Goal: Write out, precisely and in full, each line of the material.

====== Excerpted records

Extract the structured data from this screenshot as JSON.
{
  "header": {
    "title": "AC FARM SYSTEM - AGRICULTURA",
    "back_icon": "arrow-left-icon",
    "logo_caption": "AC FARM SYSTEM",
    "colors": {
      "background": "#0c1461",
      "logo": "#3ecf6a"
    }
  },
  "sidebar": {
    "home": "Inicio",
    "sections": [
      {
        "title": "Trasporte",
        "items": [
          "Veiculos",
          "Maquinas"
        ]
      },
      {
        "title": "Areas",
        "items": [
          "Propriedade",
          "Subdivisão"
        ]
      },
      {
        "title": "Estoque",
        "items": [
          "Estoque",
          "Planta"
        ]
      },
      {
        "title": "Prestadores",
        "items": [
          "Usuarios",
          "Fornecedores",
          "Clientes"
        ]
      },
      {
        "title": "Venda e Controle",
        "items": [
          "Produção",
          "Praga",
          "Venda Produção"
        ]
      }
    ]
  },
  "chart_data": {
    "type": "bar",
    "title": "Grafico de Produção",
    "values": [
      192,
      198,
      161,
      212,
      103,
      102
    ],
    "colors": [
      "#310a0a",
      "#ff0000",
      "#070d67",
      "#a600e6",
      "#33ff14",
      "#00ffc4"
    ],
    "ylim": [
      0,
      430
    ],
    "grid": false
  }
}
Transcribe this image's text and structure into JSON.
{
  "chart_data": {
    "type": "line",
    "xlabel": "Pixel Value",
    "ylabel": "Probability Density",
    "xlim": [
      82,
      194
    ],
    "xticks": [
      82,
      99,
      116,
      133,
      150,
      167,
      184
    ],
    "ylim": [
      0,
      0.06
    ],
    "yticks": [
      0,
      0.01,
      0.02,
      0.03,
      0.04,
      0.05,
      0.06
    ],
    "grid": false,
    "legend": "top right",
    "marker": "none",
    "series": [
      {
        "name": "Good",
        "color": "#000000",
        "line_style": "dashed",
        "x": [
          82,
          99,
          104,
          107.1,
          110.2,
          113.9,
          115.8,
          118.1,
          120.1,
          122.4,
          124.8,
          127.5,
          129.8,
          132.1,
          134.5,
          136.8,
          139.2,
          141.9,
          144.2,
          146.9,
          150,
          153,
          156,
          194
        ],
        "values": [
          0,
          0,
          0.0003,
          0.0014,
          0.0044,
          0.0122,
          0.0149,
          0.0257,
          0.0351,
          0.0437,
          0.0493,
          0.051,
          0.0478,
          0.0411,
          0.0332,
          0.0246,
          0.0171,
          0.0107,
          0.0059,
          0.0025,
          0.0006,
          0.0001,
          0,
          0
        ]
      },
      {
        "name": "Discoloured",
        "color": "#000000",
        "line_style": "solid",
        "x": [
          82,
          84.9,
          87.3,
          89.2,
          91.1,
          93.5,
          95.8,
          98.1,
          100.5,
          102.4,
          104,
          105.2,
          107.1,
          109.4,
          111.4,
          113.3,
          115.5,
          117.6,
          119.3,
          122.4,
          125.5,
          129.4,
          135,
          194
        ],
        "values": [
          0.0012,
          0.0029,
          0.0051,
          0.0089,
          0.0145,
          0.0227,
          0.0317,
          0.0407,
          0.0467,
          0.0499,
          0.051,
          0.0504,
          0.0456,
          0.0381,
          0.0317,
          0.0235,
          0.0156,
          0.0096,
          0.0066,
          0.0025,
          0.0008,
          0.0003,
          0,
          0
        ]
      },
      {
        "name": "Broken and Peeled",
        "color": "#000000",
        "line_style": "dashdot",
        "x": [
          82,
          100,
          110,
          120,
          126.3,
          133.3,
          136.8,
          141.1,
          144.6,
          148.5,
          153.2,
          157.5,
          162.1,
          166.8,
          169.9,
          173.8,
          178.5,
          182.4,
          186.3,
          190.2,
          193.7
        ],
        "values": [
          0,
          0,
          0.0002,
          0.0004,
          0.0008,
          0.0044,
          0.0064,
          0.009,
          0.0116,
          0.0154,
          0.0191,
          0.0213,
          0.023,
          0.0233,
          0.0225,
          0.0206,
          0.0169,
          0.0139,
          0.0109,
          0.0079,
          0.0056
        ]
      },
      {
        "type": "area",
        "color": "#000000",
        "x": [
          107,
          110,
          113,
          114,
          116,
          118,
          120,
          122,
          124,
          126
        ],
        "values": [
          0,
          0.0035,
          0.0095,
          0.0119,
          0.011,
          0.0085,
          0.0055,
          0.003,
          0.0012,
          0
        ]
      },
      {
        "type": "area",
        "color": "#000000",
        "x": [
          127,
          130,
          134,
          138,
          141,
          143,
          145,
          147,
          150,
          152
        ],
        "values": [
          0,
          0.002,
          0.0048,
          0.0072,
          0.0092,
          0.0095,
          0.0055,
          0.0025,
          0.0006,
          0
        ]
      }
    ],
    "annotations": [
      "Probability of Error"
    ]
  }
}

============

Answer for this exercise:
Extract the structured data from this screenshot as JSON.
{
  "header": {
    "title": "AC FARM SYSTEM - AGRICULTURA",
    "back_icon": "arrow-left-icon",
    "logo_caption": "AC FARM SYSTEM",
    "colors": {
      "background": "#0c1461",
      "logo": "#3ecf6a"
    }
  },
  "sidebar": {
    "home": "Inicio",
    "sections": [
      {
        "title": "Trasporte",
        "items": [
          "Veiculos",
          "Maquinas"
        ]
      },
      {
        "title": "Areas",
        "items": [
          "Propriedade",
          "Subdivisão"
        ]
      },
      {
        "title": "Estoque",
        "items": [
          "Estoque",
          "Planta"
        ]
      },
      {
        "title": "Prestadores",
        "items": [
          "Usuarios",
          "Fornecedores",
          "Clientes"
        ]
      },
      {
        "title": "Venda e Controle",
        "items": [
          "Produção",
          "Praga",
          "Venda Produção"
        ]
      }
    ]
  },
  "chart_data": {
    "type": "bar",
    "title": "Grafico de Produção",
    "values": [
      192,
      198,
      161,
      212,
      103,
      102
    ],
    "colors": [
      "#310a0a",
      "#ff0000",
      "#070d67",
      "#a600e6",
      "#33ff14",
      "#00ffc4"
    ],
    "ylim": [
      0,
      430
    ],
    "grid": false
  }
}
Transcribe this image's text and structure into JSON.
{
  "chart_data": {
    "type": "line",
    "xlabel": "Pixel Value",
    "ylabel": "Probability Density",
    "xlim": [
      82,
      194
    ],
    "xticks": [
      82,
      99,
      116,
      133,
      150,
      167,
      184
    ],
    "ylim": [
      0,
      0.06
    ],
    "yticks": [
      0,
      0.01,
      0.02,
      0.03,
      0.04,
      0.05,
      0.06
    ],
    "grid": false,
    "legend": "top right",
    "marker": "none",
    "series": [
      {
        "name": "Good",
        "color": "#000000",
        "line_style": "dashed",
        "x": [
          82,
          99,
          104,
          107.1,
          110.2,
          113.9,
          115.8,
          118.1,
          120.1,
          122.4,
          124.8,
          127.5,
          129.8,
          132.1,
          134.5,
          136.8,
          139.2,
          141.9,
          144.2,
          146.9,
          150,
          153,
          156,
          194
        ],
        "values": [
          0,
          0,
          0.0003,
          0.0014,
          0.0044,
          0.0122,
          0.0149,
          0.0257,
          0.0351,
          0.0437,
          0.0493,
          0.051,
          0.0478,
          0.0411,
          0.0332,
          0.0246,
          0.0171,
          0.0107,
          0.0059,
          0.0025,
          0.0006,
          0.0001,
          0,
          0
        ]
      },
      {
        "name": "Discoloured",
        "color": "#000000",
        "line_style": "solid",
        "x": [
          82,
          84.9,
          87.3,
          89.2,
          91.1,
          93.5,
          95.8,
          98.1,
          100.5,
          102.4,
          104,
          105.2,
          107.1,
          109.4,
          111.4,
          113.3,
          115.5,
          117.6,
          119.3,
          122.4,
          125.5,
          129.4,
          135,
          194
        ],
        "values": [
          0.0012,
          0.0029,
          0.0051,
          0.0089,
          0.0145,
          0.0227,
          0.0317,
          0.0407,
          0.0467,
          0.0499,
          0.051,
          0.0504,
          0.0456,
          0.0381,
          0.0317,
          0.0235,
          0.0156,
          0.0096,
          0.0066,
          0.0025,
          0.0008,
          0.0003,
          0,
          0
        ]
      },
      {
        "name": "Broken and Peeled",
        "color": "#000000",
        "line_style": "dashdot",
        "x": [
          82,
          100,
          110,
          120,
          126.3,
          133.3,
          136.8,
          141.1,
          144.6,
          148.5,
          153.2,
          157.5,
          162.1,
          166.8,
          169.9,
          173.8,
          178.5,
          182.4,
          186.3,
          190.2,
          193.7
        ],
        "values": [
          0,
          0,
          0.0002,
          0.0004,
          0.0008,
          0.0044,
          0.0064,
          0.009,
          0.0116,
          0.0154,
          0.0191,
          0.0213,
          0.023,
          0.0233,
          0.0225,
          0.0206,
          0.0169,
          0.0139,
          0.0109,
          0.0079,
          0.0056
        ]
      },
      {
        "type": "area",
        "color": "#000000",
        "x": [
          107,
          110,
          113,
          114,
          116,
          118,
          120,
          122,
          124,
          126
        ],
        "values": [
          0,
          0.0035,
          0.0095,
          0.0119,
          0.011,
          0.0085,
          0.0055,
          0.003,
          0.0012,
          0
        ]
      },
      {
        "type": "area",
        "color": "#000000",
        "x": [
          127,
          130,
          134,
          138,
          141,
          143,
          145,
          147,
          150,
          152
        ],
        "values": [
          0,
          0.002,
          0.0048,
          0.0072,
          0.0092,
          0.0095,
          0.0055,
          0.0025,
          0.0006,
          0
        ]
      }
    ],
    "annotations": [
      "Probability of Error"
    ]
  }
}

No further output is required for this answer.